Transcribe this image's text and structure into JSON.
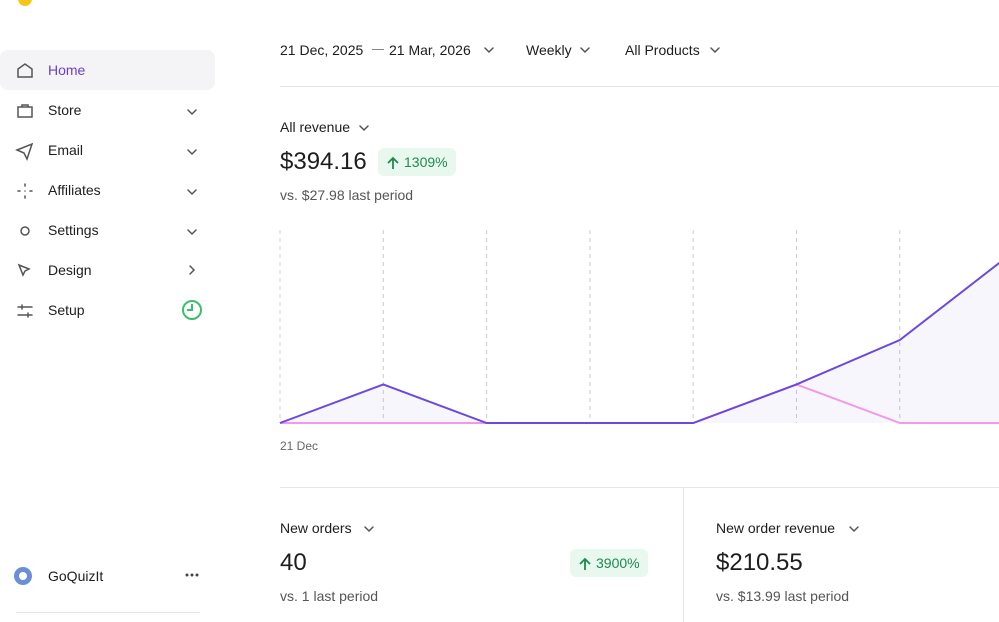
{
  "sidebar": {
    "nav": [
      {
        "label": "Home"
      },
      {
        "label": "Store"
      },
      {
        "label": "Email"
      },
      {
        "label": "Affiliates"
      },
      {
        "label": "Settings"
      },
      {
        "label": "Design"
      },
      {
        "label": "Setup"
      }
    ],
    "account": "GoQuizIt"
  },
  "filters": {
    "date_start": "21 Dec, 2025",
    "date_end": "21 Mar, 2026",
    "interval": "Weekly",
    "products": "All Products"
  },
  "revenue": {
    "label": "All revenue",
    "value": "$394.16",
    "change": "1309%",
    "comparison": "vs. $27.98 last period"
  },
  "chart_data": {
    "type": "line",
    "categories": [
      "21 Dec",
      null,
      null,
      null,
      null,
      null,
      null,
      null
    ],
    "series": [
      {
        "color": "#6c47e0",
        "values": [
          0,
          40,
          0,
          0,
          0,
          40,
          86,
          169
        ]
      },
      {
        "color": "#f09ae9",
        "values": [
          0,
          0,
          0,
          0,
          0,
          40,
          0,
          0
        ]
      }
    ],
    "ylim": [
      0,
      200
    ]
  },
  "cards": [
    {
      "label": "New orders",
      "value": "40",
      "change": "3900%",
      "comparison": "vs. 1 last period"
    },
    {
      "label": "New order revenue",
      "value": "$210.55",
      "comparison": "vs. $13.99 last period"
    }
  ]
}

• • • • •

**Work to be completed:** Filter the records for lines holding the string "comparison". Copy each one.

**In response:**
    "comparison": "vs. $27.98 last period"
      "comparison": "vs. 1 last period"
      "comparison": "vs. $13.99 last period"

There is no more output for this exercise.